>> BEGIN Records provided

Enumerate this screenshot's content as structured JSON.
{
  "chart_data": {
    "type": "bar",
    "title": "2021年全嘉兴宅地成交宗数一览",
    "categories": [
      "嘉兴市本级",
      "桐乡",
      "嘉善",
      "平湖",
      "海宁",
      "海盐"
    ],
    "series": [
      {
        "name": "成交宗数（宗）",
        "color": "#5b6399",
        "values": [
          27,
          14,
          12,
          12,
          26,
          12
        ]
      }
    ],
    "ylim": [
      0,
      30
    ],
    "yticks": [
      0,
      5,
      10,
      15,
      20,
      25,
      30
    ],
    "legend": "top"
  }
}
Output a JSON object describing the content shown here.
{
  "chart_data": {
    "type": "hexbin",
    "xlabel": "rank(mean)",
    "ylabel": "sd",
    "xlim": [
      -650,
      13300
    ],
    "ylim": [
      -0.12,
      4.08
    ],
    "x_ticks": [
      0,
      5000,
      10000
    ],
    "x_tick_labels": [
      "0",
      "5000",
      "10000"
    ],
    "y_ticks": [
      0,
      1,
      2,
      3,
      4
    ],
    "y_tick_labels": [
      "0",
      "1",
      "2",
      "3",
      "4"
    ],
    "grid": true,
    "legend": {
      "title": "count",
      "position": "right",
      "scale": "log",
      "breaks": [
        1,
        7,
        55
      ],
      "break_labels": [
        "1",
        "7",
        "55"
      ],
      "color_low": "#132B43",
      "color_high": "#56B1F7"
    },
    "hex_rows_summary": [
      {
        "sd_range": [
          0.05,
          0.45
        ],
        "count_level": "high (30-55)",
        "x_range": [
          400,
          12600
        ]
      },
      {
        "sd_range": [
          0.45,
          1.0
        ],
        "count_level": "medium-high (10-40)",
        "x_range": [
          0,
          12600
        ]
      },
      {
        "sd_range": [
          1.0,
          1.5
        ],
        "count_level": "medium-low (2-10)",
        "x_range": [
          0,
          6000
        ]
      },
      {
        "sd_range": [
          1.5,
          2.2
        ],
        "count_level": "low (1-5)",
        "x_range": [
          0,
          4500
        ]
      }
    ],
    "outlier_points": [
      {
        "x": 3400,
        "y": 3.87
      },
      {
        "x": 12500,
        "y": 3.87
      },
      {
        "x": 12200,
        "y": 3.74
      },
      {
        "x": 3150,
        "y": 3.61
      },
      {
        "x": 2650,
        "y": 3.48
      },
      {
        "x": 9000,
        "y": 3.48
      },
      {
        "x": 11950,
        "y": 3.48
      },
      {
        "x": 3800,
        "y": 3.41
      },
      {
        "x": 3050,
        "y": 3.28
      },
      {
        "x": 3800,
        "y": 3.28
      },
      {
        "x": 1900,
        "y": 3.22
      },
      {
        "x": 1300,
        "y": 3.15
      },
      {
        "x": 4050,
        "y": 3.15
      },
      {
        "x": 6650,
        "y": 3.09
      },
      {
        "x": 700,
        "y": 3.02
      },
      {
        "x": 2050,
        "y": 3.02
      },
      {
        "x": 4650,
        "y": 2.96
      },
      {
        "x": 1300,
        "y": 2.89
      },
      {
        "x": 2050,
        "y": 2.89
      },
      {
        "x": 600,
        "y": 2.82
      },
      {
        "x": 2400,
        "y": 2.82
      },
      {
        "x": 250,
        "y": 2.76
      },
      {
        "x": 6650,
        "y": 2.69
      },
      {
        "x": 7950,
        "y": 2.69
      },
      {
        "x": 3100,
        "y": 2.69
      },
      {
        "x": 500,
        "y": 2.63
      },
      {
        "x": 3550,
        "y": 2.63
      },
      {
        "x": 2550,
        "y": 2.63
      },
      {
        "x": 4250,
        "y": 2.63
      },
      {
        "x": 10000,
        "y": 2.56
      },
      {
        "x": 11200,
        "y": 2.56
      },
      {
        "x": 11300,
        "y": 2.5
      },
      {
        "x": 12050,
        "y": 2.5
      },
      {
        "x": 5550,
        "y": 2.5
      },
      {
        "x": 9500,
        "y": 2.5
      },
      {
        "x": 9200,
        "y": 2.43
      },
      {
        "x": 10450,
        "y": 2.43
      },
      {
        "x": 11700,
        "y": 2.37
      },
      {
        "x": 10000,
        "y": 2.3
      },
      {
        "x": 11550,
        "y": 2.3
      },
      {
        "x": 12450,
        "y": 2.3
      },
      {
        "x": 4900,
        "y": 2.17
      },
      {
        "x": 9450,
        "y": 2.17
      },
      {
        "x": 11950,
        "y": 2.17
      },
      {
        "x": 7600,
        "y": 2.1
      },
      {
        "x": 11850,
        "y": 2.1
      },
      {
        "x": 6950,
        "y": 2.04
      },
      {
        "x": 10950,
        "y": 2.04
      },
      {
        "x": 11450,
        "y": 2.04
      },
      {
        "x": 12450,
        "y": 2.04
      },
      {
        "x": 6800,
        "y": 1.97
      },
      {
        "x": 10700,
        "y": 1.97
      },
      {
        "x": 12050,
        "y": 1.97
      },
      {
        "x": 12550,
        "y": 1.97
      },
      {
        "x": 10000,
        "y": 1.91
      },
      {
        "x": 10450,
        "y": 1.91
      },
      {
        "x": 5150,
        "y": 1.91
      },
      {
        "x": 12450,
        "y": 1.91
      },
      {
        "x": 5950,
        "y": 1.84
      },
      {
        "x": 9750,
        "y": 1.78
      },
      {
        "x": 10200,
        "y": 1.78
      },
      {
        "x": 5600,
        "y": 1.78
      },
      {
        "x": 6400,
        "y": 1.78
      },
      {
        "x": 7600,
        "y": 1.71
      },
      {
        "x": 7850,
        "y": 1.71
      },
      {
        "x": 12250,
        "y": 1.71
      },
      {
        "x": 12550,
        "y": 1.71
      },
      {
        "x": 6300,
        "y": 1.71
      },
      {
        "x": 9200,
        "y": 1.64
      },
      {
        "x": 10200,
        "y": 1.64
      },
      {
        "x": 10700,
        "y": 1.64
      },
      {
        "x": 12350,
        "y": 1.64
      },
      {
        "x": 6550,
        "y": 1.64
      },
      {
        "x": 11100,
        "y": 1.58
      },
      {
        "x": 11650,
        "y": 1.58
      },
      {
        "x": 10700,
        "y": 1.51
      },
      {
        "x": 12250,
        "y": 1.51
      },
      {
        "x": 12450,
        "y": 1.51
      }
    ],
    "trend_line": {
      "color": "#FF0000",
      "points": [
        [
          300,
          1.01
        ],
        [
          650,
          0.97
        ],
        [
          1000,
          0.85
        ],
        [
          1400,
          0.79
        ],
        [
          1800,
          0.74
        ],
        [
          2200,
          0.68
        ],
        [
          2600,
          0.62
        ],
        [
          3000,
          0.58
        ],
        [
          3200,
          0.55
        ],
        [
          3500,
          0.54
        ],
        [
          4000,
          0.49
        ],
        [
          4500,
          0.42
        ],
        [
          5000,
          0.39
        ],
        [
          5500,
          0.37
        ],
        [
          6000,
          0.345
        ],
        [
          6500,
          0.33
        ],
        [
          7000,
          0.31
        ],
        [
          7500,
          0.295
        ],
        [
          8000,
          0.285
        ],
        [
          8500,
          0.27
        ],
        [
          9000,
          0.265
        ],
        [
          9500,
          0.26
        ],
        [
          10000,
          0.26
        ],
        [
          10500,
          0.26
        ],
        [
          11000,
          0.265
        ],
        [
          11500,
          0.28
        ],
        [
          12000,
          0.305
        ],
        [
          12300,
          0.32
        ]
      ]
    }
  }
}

>> END Records provided

Copy out all the entries shown above, character for character.

Enumerate this screenshot's content as structured JSON.
{
  "chart_data": {
    "type": "bar",
    "title": "2021年全嘉兴宅地成交宗数一览",
    "categories": [
      "嘉兴市本级",
      "桐乡",
      "嘉善",
      "平湖",
      "海宁",
      "海盐"
    ],
    "series": [
      {
        "name": "成交宗数（宗）",
        "color": "#5b6399",
        "values": [
          27,
          14,
          12,
          12,
          26,
          12
        ]
      }
    ],
    "ylim": [
      0,
      30
    ],
    "yticks": [
      0,
      5,
      10,
      15,
      20,
      25,
      30
    ],
    "legend": "top"
  }
}
Output a JSON object describing the content shown here.
{
  "chart_data": {
    "type": "hexbin",
    "xlabel": "rank(mean)",
    "ylabel": "sd",
    "xlim": [
      -650,
      13300
    ],
    "ylim": [
      -0.12,
      4.08
    ],
    "x_ticks": [
      0,
      5000,
      10000
    ],
    "x_tick_labels": [
      "0",
      "5000",
      "10000"
    ],
    "y_ticks": [
      0,
      1,
      2,
      3,
      4
    ],
    "y_tick_labels": [
      "0",
      "1",
      "2",
      "3",
      "4"
    ],
    "grid": true,
    "legend": {
      "title": "count",
      "position": "right",
      "scale": "log",
      "breaks": [
        1,
        7,
        55
      ],
      "break_labels": [
        "1",
        "7",
        "55"
      ],
      "color_low": "#132B43",
      "color_high": "#56B1F7"
    },
    "hex_rows_summary": [
      {
        "sd_range": [
          0.05,
          0.45
        ],
        "count_level": "high (30-55)",
        "x_range": [
          400,
          12600
        ]
      },
      {
        "sd_range": [
          0.45,
          1.0
        ],
        "count_level": "medium-high (10-40)",
        "x_range": [
          0,
          12600
        ]
      },
      {
        "sd_range": [
          1.0,
          1.5
        ],
        "count_level": "medium-low (2-10)",
        "x_range": [
          0,
          6000
        ]
      },
      {
        "sd_range": [
          1.5,
          2.2
        ],
        "count_level": "low (1-5)",
        "x_range": [
          0,
          4500
        ]
      }
    ],
    "outlier_points": [
      {
        "x": 3400,
        "y": 3.87
      },
      {
        "x": 12500,
        "y": 3.87
      },
      {
        "x": 12200,
        "y": 3.74
      },
      {
        "x": 3150,
        "y": 3.61
      },
      {
        "x": 2650,
        "y": 3.48
      },
      {
        "x": 9000,
        "y": 3.48
      },
      {
        "x": 11950,
        "y": 3.48
      },
      {
        "x": 3800,
        "y": 3.41
      },
      {
        "x": 3050,
        "y": 3.28
      },
      {
        "x": 3800,
        "y": 3.28
      },
      {
        "x": 1900,
        "y": 3.22
      },
      {
        "x": 1300,
        "y": 3.15
      },
      {
        "x": 4050,
        "y": 3.15
      },
      {
        "x": 6650,
        "y": 3.09
      },
      {
        "x": 700,
        "y": 3.02
      },
      {
        "x": 2050,
        "y": 3.02
      },
      {
        "x": 4650,
        "y": 2.96
      },
      {
        "x": 1300,
        "y": 2.89
      },
      {
        "x": 2050,
        "y": 2.89
      },
      {
        "x": 600,
        "y": 2.82
      },
      {
        "x": 2400,
        "y": 2.82
      },
      {
        "x": 250,
        "y": 2.76
      },
      {
        "x": 6650,
        "y": 2.69
      },
      {
        "x": 7950,
        "y": 2.69
      },
      {
        "x": 3100,
        "y": 2.69
      },
      {
        "x": 500,
        "y": 2.63
      },
      {
        "x": 3550,
        "y": 2.63
      },
      {
        "x": 2550,
        "y": 2.63
      },
      {
        "x": 4250,
        "y": 2.63
      },
      {
        "x": 10000,
        "y": 2.56
      },
      {
        "x": 11200,
        "y": 2.56
      },
      {
        "x": 11300,
        "y": 2.5
      },
      {
        "x": 12050,
        "y": 2.5
      },
      {
        "x": 5550,
        "y": 2.5
      },
      {
        "x": 9500,
        "y": 2.5
      },
      {
        "x": 9200,
        "y": 2.43
      },
      {
        "x": 10450,
        "y": 2.43
      },
      {
        "x": 11700,
        "y": 2.37
      },
      {
        "x": 10000,
        "y": 2.3
      },
      {
        "x": 11550,
        "y": 2.3
      },
      {
        "x": 12450,
        "y": 2.3
      },
      {
        "x": 4900,
        "y": 2.17
      },
      {
        "x": 9450,
        "y": 2.17
      },
      {
        "x": 11950,
        "y": 2.17
      },
      {
        "x": 7600,
        "y": 2.1
      },
      {
        "x": 11850,
        "y": 2.1
      },
      {
        "x": 6950,
        "y": 2.04
      },
      {
        "x": 10950,
        "y": 2.04
      },
      {
        "x": 11450,
        "y": 2.04
      },
      {
        "x": 12450,
        "y": 2.04
      },
      {
        "x": 6800,
        "y": 1.97
      },
      {
        "x": 10700,
        "y": 1.97
      },
      {
        "x": 12050,
        "y": 1.97
      },
      {
        "x": 12550,
        "y": 1.97
      },
      {
        "x": 10000,
        "y": 1.91
      },
      {
        "x": 10450,
        "y": 1.91
      },
      {
        "x": 5150,
        "y": 1.91
      },
      {
        "x": 12450,
        "y": 1.91
      },
      {
        "x": 5950,
        "y": 1.84
      },
      {
        "x": 9750,
        "y": 1.78
      },
      {
        "x": 10200,
        "y": 1.78
      },
      {
        "x": 5600,
        "y": 1.78
      },
      {
        "x": 6400,
        "y": 1.78
      },
      {
        "x": 7600,
        "y": 1.71
      },
      {
        "x": 7850,
        "y": 1.71
      },
      {
        "x": 12250,
        "y": 1.71
      },
      {
        "x": 12550,
        "y": 1.71
      },
      {
        "x": 6300,
        "y": 1.71
      },
      {
        "x": 9200,
        "y": 1.64
      },
      {
        "x": 10200,
        "y": 1.64
      },
      {
        "x": 10700,
        "y": 1.64
      },
      {
        "x": 12350,
        "y": 1.64
      },
      {
        "x": 6550,
        "y": 1.64
      },
      {
        "x": 11100,
        "y": 1.58
      },
      {
        "x": 11650,
        "y": 1.58
      },
      {
        "x": 10700,
        "y": 1.51
      },
      {
        "x": 12250,
        "y": 1.51
      },
      {
        "x": 12450,
        "y": 1.51
      }
    ],
    "trend_line": {
      "color": "#FF0000",
      "points": [
        [
          300,
          1.01
        ],
        [
          650,
          0.97
        ],
        [
          1000,
          0.85
        ],
        [
          1400,
          0.79
        ],
        [
          1800,
          0.74
        ],
        [
          2200,
          0.68
        ],
        [
          2600,
          0.62
        ],
        [
          3000,
          0.58
        ],
        [
          3200,
          0.55
        ],
        [
          3500,
          0.54
        ],
        [
          4000,
          0.49
        ],
        [
          4500,
          0.42
        ],
        [
          5000,
          0.39
        ],
        [
          5500,
          0.37
        ],
        [
          6000,
          0.345
        ],
        [
          6500,
          0.33
        ],
        [
          7000,
          0.31
        ],
        [
          7500,
          0.295
        ],
        [
          8000,
          0.285
        ],
        [
          8500,
          0.27
        ],
        [
          9000,
          0.265
        ],
        [
          9500,
          0.26
        ],
        [
          10000,
          0.26
        ],
        [
          10500,
          0.26
        ],
        [
          11000,
          0.265
        ],
        [
          11500,
          0.28
        ],
        [
          12000,
          0.305
        ],
        [
          12300,
          0.32
        ]
      ]
    }
  }
}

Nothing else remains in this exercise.